**SUPPLIED RECORDS**
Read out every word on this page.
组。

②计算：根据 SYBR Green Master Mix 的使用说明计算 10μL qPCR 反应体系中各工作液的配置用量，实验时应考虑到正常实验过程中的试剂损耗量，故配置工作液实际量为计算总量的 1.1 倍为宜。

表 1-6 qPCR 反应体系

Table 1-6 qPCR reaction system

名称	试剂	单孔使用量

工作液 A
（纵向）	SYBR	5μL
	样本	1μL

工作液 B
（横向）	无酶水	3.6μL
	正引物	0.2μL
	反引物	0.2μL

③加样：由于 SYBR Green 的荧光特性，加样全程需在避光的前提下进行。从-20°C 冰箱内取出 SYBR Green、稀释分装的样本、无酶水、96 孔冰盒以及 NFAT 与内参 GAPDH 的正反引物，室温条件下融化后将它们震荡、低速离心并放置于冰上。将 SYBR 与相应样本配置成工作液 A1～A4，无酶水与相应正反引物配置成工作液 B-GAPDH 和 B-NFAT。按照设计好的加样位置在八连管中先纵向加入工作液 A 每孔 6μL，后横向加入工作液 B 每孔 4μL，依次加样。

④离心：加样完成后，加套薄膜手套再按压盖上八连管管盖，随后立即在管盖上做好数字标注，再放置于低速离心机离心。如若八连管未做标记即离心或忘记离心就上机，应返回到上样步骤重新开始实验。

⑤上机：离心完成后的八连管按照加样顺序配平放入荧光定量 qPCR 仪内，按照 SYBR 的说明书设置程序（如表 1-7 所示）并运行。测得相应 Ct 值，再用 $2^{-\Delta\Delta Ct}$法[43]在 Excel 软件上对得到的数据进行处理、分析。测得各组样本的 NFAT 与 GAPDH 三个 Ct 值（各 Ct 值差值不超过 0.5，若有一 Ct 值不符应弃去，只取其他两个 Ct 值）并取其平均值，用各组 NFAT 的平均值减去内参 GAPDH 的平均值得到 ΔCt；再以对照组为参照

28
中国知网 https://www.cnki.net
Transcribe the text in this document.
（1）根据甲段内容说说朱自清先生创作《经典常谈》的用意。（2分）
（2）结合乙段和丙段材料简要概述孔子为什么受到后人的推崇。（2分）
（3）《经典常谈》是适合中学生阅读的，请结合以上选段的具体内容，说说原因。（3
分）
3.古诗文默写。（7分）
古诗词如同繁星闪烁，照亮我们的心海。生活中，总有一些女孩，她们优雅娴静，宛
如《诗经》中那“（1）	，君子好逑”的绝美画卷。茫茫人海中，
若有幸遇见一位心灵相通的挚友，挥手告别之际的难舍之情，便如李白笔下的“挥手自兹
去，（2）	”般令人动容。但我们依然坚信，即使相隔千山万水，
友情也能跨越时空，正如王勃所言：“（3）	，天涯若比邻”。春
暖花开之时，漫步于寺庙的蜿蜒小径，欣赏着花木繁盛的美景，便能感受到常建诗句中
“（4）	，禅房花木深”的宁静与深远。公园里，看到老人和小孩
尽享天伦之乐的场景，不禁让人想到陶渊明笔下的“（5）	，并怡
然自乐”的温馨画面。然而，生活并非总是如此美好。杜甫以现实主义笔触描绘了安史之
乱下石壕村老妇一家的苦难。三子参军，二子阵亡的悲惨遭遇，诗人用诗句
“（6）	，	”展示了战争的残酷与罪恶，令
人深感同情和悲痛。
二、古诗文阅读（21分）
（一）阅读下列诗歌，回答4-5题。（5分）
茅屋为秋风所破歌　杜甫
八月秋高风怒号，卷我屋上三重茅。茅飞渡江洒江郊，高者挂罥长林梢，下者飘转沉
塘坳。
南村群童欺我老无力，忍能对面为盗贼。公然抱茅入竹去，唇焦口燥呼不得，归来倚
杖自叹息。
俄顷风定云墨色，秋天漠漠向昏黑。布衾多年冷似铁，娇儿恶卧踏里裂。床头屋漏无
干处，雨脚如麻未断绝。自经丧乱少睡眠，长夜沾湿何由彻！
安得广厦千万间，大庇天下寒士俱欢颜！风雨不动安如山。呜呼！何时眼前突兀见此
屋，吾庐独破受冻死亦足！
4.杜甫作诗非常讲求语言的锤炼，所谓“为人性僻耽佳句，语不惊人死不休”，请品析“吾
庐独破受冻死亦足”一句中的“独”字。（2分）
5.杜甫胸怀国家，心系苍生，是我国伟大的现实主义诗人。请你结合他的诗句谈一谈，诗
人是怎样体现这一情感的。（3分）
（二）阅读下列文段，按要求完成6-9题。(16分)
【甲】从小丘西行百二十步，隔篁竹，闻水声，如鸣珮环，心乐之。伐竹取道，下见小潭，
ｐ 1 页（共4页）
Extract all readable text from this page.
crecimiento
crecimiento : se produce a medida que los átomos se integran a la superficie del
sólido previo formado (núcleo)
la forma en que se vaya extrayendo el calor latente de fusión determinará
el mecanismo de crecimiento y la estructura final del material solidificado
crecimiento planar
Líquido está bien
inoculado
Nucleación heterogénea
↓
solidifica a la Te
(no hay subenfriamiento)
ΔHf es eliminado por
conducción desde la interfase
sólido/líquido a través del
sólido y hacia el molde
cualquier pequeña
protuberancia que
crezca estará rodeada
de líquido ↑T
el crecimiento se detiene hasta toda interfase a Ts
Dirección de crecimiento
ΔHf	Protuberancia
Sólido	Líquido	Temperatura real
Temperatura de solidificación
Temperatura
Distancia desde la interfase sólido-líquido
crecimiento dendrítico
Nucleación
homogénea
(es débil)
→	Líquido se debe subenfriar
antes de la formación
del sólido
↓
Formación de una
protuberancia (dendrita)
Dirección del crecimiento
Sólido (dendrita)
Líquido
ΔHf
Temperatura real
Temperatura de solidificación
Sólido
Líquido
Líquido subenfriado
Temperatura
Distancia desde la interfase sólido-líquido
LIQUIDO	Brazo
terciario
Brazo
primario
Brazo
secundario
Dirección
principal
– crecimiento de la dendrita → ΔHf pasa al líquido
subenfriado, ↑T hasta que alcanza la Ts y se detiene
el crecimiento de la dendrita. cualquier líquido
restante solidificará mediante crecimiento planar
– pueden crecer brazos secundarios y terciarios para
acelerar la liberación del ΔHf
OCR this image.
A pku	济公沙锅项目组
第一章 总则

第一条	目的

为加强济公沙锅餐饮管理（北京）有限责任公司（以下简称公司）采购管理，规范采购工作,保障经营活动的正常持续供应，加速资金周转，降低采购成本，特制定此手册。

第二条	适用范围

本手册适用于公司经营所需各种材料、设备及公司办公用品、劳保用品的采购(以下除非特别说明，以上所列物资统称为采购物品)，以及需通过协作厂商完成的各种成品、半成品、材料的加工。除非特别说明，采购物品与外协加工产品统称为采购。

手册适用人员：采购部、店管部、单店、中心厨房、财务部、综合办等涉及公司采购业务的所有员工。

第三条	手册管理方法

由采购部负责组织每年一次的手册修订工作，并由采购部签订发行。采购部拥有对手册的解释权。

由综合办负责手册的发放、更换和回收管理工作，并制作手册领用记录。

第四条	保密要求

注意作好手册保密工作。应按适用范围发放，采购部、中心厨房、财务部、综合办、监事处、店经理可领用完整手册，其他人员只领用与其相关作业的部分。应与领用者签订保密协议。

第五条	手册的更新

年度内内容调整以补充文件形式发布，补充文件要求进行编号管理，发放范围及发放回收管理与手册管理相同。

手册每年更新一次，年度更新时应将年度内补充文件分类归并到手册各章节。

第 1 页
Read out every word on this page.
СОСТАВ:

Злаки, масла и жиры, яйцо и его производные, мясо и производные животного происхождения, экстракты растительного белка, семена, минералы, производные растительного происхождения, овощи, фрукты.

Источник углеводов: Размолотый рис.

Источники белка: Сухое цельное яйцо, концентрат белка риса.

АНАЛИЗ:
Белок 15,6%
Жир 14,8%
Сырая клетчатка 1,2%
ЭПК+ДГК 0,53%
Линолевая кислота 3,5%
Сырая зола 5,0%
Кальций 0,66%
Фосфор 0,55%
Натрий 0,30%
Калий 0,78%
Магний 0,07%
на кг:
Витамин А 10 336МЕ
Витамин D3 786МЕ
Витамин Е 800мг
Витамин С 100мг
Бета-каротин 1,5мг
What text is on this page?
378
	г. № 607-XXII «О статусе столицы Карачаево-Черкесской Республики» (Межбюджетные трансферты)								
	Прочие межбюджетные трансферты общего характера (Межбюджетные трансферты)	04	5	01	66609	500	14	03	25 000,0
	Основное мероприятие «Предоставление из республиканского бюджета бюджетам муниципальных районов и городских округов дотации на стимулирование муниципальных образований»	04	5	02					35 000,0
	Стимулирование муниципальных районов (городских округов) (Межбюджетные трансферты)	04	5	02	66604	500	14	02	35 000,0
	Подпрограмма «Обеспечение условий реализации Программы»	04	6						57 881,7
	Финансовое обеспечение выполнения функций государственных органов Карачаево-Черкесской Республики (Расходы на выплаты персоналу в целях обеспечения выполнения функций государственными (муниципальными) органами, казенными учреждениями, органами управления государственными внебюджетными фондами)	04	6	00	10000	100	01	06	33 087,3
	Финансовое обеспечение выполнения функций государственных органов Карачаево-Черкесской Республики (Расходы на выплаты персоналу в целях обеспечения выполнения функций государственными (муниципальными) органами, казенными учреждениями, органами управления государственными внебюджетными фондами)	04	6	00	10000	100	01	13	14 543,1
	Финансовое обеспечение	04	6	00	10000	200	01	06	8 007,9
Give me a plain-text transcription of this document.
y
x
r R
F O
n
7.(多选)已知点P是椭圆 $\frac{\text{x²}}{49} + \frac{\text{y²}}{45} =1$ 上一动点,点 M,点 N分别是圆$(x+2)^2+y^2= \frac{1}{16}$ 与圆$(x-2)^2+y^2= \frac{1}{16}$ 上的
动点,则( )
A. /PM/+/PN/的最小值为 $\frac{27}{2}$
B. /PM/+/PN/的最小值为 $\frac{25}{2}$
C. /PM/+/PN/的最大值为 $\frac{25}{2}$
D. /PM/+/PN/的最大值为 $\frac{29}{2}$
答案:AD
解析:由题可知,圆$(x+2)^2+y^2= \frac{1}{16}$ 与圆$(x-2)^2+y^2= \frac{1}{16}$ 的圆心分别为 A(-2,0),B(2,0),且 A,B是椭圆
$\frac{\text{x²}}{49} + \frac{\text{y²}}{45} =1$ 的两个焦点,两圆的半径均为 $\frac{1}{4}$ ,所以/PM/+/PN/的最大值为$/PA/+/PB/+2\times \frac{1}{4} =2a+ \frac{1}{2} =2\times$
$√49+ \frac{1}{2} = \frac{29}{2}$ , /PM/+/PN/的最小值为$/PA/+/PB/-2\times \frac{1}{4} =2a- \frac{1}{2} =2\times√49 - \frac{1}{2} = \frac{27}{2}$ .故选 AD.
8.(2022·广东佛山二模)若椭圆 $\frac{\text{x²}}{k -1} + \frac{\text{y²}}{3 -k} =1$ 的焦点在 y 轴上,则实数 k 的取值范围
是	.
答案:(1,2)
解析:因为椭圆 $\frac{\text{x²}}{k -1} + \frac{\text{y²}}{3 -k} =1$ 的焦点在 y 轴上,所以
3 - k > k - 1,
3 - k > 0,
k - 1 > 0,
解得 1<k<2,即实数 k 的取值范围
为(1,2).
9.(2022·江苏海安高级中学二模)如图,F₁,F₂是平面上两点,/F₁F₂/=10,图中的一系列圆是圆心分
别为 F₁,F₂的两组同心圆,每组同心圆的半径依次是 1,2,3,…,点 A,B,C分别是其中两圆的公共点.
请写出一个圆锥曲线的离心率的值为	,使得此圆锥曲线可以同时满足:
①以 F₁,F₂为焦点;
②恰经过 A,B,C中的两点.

**TASK GOAL**
Gather every line containing the word "中心厨房" and copy it.

**REPLY TO THE EXERCISE**
手册适用人员：采购部、店管部、单店、中心厨房、财务部、综合办等涉及公司采购业务的所有员工。
注意作好手册保密工作。应按适用范围发放，采购部、中心厨房、财务部、综合办、监事处、店经理可领用完整手册，其他人员只领用与其相关作业的部分。应与领用者签订保密协议。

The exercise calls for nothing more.